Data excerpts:

+ + +

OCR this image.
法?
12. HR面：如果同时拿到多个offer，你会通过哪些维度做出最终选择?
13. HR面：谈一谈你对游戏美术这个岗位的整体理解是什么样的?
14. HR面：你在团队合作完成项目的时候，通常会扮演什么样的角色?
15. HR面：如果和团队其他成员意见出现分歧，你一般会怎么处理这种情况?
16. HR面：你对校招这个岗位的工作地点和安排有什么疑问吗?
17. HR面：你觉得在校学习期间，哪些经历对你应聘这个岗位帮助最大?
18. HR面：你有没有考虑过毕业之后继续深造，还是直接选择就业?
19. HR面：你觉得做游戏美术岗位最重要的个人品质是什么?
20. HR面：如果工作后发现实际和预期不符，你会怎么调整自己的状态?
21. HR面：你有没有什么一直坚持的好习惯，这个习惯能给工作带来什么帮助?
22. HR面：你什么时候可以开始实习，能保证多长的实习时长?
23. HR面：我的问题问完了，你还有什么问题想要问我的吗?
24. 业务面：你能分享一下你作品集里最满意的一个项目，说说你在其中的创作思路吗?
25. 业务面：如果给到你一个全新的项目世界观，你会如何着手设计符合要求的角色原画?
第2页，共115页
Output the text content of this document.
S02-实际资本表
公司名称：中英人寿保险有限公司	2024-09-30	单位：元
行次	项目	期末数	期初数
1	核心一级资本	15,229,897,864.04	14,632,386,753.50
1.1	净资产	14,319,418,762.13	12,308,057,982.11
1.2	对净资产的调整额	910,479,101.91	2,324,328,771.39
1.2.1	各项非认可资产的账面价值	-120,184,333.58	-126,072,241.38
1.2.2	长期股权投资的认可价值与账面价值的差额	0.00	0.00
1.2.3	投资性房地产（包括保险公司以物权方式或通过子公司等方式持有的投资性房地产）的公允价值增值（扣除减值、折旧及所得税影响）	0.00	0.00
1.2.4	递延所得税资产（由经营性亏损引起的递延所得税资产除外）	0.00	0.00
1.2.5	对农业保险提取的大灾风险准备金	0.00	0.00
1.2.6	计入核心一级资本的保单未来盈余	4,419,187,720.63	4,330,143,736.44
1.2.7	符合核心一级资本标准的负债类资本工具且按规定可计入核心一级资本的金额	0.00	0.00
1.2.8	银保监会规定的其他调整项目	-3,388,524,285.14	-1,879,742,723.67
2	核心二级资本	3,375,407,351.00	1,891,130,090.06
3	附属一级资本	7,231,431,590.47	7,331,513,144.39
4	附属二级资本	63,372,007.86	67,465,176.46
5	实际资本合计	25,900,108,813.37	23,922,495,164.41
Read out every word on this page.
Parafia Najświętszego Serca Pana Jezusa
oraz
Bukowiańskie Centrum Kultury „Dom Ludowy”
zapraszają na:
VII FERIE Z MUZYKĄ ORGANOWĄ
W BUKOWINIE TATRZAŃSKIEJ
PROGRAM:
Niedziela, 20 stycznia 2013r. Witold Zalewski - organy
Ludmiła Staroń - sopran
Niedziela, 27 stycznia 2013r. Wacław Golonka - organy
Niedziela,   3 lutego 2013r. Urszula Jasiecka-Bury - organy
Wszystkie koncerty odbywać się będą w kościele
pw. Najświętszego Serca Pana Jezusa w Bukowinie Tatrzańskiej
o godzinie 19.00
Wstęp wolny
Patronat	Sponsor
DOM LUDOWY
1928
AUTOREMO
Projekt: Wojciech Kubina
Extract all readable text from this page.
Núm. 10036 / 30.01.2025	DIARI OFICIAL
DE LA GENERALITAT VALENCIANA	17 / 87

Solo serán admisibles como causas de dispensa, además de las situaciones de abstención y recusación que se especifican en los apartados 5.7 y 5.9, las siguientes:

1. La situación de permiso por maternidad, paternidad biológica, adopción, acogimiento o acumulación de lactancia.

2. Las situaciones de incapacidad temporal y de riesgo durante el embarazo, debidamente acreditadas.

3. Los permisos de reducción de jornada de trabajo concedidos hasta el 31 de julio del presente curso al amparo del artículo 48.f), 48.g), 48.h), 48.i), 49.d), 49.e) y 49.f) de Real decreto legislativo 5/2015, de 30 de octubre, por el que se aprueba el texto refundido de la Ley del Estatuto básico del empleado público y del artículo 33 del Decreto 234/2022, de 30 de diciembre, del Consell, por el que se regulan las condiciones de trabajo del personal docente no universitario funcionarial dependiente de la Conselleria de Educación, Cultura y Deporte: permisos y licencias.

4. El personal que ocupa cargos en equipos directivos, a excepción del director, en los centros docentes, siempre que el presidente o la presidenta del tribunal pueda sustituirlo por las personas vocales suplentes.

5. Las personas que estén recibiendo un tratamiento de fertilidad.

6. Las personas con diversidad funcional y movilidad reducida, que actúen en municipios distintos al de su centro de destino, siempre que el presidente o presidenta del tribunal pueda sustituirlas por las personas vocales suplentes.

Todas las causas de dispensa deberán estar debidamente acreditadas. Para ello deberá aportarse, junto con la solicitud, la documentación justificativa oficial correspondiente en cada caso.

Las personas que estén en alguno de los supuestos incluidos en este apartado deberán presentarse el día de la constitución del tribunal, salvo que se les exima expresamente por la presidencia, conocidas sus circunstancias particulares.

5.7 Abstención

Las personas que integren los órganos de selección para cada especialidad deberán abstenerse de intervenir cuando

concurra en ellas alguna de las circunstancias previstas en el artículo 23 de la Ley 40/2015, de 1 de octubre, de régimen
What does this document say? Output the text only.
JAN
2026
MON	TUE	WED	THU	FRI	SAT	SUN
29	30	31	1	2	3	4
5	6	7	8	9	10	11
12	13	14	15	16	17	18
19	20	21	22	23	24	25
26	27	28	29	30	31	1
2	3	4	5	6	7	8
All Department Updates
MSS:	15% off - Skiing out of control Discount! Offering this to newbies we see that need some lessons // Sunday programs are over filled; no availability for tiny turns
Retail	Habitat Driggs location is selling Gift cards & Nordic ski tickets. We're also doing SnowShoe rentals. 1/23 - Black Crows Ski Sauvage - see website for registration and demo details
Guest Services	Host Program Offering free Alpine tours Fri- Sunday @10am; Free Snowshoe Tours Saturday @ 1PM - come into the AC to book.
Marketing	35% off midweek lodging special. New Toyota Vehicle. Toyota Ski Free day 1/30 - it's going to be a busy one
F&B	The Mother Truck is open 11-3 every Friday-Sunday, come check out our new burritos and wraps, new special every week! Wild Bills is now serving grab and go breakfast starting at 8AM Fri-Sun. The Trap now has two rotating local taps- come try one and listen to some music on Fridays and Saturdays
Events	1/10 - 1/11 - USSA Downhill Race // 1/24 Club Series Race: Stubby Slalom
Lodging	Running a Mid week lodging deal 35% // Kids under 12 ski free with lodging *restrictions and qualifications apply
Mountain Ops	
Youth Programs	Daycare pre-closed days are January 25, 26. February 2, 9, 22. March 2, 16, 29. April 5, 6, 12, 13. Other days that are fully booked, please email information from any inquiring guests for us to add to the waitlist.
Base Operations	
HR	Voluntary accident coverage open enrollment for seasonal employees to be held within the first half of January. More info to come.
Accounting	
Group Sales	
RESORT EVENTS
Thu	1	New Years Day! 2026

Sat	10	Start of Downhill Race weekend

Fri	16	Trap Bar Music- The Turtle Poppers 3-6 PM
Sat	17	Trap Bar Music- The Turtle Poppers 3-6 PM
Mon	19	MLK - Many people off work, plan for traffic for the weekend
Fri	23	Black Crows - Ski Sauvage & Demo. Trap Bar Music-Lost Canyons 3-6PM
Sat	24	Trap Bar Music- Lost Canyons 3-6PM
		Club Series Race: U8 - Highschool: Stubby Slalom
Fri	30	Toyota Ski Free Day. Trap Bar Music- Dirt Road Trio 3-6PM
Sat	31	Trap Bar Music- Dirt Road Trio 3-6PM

+ + +

What you are asked to do:
Retype every record above exactly as written.

Result:
OCR this image.
法?
12. HR面：如果同时拿到多个offer，你会通过哪些维度做出最终选择?
13. HR面：谈一谈你对游戏美术这个岗位的整体理解是什么样的?
14. HR面：你在团队合作完成项目的时候，通常会扮演什么样的角色?
15. HR面：如果和团队其他成员意见出现分歧，你一般会怎么处理这种情况?
16. HR面：你对校招这个岗位的工作地点和安排有什么疑问吗?
17. HR面：你觉得在校学习期间，哪些经历对你应聘这个岗位帮助最大?
18. HR面：你有没有考虑过毕业之后继续深造，还是直接选择就业?
19. HR面：你觉得做游戏美术岗位最重要的个人品质是什么?
20. HR面：如果工作后发现实际和预期不符，你会怎么调整自己的状态?
21. HR面：你有没有什么一直坚持的好习惯，这个习惯能给工作带来什么帮助?
22. HR面：你什么时候可以开始实习，能保证多长的实习时长?
23. HR面：我的问题问完了，你还有什么问题想要问我的吗?
24. 业务面：你能分享一下你作品集里最满意的一个项目，说说你在其中的创作思路吗?
25. 业务面：如果给到你一个全新的项目世界观，你会如何着手设计符合要求的角色原画?
第2页，共115页
Output the text content of this document.
S02-实际资本表
公司名称：中英人寿保险有限公司	2024-09-30	单位：元
行次	项目	期末数	期初数
1	核心一级资本	15,229,897,864.04	14,632,386,753.50
1.1	净资产	14,319,418,762.13	12,308,057,982.11
1.2	对净资产的调整额	910,479,101.91	2,324,328,771.39
1.2.1	各项非认可资产的账面价值	-120,184,333.58	-126,072,241.38
1.2.2	长期股权投资的认可价值与账面价值的差额	0.00	0.00
1.2.3	投资性房地产（包括保险公司以物权方式或通过子公司等方式持有的投资性房地产）的公允价值增值（扣除减值、折旧及所得税影响）	0.00	0.00
1.2.4	递延所得税资产（由经营性亏损引起的递延所得税资产除外）	0.00	0.00
1.2.5	对农业保险提取的大灾风险准备金	0.00	0.00
1.2.6	计入核心一级资本的保单未来盈余	4,419,187,720.63	4,330,143,736.44
1.2.7	符合核心一级资本标准的负债类资本工具且按规定可计入核心一级资本的金额	0.00	0.00
1.2.8	银保监会规定的其他调整项目	-3,388,524,285.14	-1,879,742,723.67
2	核心二级资本	3,375,407,351.00	1,891,130,090.06
3	附属一级资本	7,231,431,590.47	7,331,513,144.39
4	附属二级资本	63,372,007.86	67,465,176.46
5	实际资本合计	25,900,108,813.37	23,922,495,164.41
Read out every word on this page.
Parafia Najświętszego Serca Pana Jezusa
oraz
Bukowiańskie Centrum Kultury „Dom Ludowy”
zapraszają na:
VII FERIE Z MUZYKĄ ORGANOWĄ
W BUKOWINIE TATRZAŃSKIEJ
PROGRAM:
Niedziela, 20 stycznia 2013r. Witold Zalewski - organy
Ludmiła Staroń - sopran
Niedziela, 27 stycznia 2013r. Wacław Golonka - organy
Niedziela,   3 lutego 2013r. Urszula Jasiecka-Bury - organy
Wszystkie koncerty odbywać się będą w kościele
pw. Najświętszego Serca Pana Jezusa w Bukowinie Tatrzańskiej
o godzinie 19.00
Wstęp wolny
Patronat	Sponsor
DOM LUDOWY
1928
AUTOREMO
Projekt: Wojciech Kubina
Extract all readable text from this page.
Núm. 10036 / 30.01.2025	DIARI OFICIAL
DE LA GENERALITAT VALENCIANA	17 / 87

Solo serán admisibles como causas de dispensa, además de las situaciones de abstención y recusación que se especifican en los apartados 5.7 y 5.9, las siguientes:

1. La situación de permiso por maternidad, paternidad biológica, adopción, acogimiento o acumulación de lactancia.

2. Las situaciones de incapacidad temporal y de riesgo durante el embarazo, debidamente acreditadas.

3. Los permisos de reducción de jornada de trabajo concedidos hasta el 31 de julio del presente curso al amparo del artículo 48.f), 48.g), 48.h), 48.i), 49.d), 49.e) y 49.f) de Real decreto legislativo 5/2015, de 30 de octubre, por el que se aprueba el texto refundido de la Ley del Estatuto básico del empleado público y del artículo 33 del Decreto 234/2022, de 30 de diciembre, del Consell, por el que se regulan las condiciones de trabajo del personal docente no universitario funcionarial dependiente de la Conselleria de Educación, Cultura y Deporte: permisos y licencias.

4. El personal que ocupa cargos en equipos directivos, a excepción del director, en los centros docentes, siempre que el presidente o la presidenta del tribunal pueda sustituirlo por las personas vocales suplentes.

5. Las personas que estén recibiendo un tratamiento de fertilidad.

6. Las personas con diversidad funcional y movilidad reducida, que actúen en municipios distintos al de su centro de destino, siempre que el presidente o presidenta del tribunal pueda sustituirlas por las personas vocales suplentes.

Todas las causas de dispensa deberán estar debidamente acreditadas. Para ello deberá aportarse, junto con la solicitud, la documentación justificativa oficial correspondiente en cada caso.

Las personas que estén en alguno de los supuestos incluidos en este apartado deberán presentarse el día de la constitución del tribunal, salvo que se les exima expresamente por la presidencia, conocidas sus circunstancias particulares.

5.7 Abstención

Las personas que integren los órganos de selección para cada especialidad deberán abstenerse de intervenir cuando

concurra en ellas alguna de las circunstancias previstas en el artículo 23 de la Ley 40/2015, de 1 de octubre, de régimen
What does this document say? Output the text only.
JAN
2026
MON	TUE	WED	THU	FRI	SAT	SUN
29	30	31	1	2	3	4
5	6	7	8	9	10	11
12	13	14	15	16	17	18
19	20	21	22	23	24	25
26	27	28	29	30	31	1
2	3	4	5	6	7	8
All Department Updates
MSS:	15% off - Skiing out of control Discount! Offering this to newbies we see that need some lessons // Sunday programs are over filled; no availability for tiny turns
Retail	Habitat Driggs location is selling Gift cards & Nordic ski tickets. We're also doing SnowShoe rentals. 1/23 - Black Crows Ski Sauvage - see website for registration and demo details
Guest Services	Host Program Offering free Alpine tours Fri- Sunday @10am; Free Snowshoe Tours Saturday @ 1PM - come into the AC to book.
Marketing	35% off midweek lodging special. New Toyota Vehicle. Toyota Ski Free day 1/30 - it's going to be a busy one
F&B	The Mother Truck is open 11-3 every Friday-Sunday, come check out our new burritos and wraps, new special every week! Wild Bills is now serving grab and go breakfast starting at 8AM Fri-Sun. The Trap now has two rotating local taps- come try one and listen to some music on Fridays and Saturdays
Events	1/10 - 1/11 - USSA Downhill Race // 1/24 Club Series Race: Stubby Slalom
Lodging	Running a Mid week lodging deal 35% // Kids under 12 ski free with lodging *restrictions and qualifications apply
Mountain Ops	
Youth Programs	Daycare pre-closed days are January 25, 26. February 2, 9, 22. March 2, 16, 29. April 5, 6, 12, 13. Other days that are fully booked, please email information from any inquiring guests for us to add to the waitlist.
Base Operations	
HR	Voluntary accident coverage open enrollment for seasonal employees to be held within the first half of January. More info to come.
Accounting	
Group Sales	
RESORT EVENTS
Thu	1	New Years Day! 2026

Sat	10	Start of Downhill Race weekend

Fri	16	Trap Bar Music- The Turtle Poppers 3-6 PM
Sat	17	Trap Bar Music- The Turtle Poppers 3-6 PM
Mon	19	MLK - Many people off work, plan for traffic for the weekend
Fri	23	Black Crows - Ski Sauvage & Demo. Trap Bar Music-Lost Canyons 3-6PM
Sat	24	Trap Bar Music- Lost Canyons 3-6PM
		Club Series Race: U8 - Highschool: Stubby Slalom
Fri	30	Toyota Ski Free Day. Trap Bar Music- Dirt Road Trio 3-6PM
Sat	31	Trap Bar Music- Dirt Road Trio 3-6PM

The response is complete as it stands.